*AIM OF THE EXERCISE*
Take each line containing the word "color" and copy it.

[Dataset entries on figures]

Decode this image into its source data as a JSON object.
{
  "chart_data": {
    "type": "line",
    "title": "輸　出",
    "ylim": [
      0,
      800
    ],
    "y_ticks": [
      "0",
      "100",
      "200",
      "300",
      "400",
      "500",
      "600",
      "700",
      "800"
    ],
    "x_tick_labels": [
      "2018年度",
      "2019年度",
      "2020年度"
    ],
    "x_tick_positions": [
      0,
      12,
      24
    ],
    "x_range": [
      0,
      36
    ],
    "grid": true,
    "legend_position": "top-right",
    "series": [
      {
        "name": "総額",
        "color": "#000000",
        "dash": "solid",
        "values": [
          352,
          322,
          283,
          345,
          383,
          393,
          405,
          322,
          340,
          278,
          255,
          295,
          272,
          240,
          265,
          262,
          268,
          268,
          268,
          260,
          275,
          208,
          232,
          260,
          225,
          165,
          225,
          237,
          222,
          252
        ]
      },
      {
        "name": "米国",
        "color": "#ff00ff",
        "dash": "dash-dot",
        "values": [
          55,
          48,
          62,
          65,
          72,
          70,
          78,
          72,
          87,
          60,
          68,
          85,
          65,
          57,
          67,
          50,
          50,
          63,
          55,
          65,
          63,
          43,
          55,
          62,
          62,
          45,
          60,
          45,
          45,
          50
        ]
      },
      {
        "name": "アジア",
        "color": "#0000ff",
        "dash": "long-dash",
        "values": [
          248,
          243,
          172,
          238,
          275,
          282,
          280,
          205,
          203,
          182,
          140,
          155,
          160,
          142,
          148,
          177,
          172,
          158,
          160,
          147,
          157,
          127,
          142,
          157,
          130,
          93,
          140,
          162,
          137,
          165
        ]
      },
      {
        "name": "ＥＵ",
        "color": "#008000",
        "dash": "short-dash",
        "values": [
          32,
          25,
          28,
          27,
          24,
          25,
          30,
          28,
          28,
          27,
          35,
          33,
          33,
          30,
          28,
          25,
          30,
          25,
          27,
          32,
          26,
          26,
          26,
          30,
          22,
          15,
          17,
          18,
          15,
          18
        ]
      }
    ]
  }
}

*RIGHT ANSWER*
        "color": "#000000",
        "color": "#ff00ff",
        "color": "#0000ff",
        "color": "#008000",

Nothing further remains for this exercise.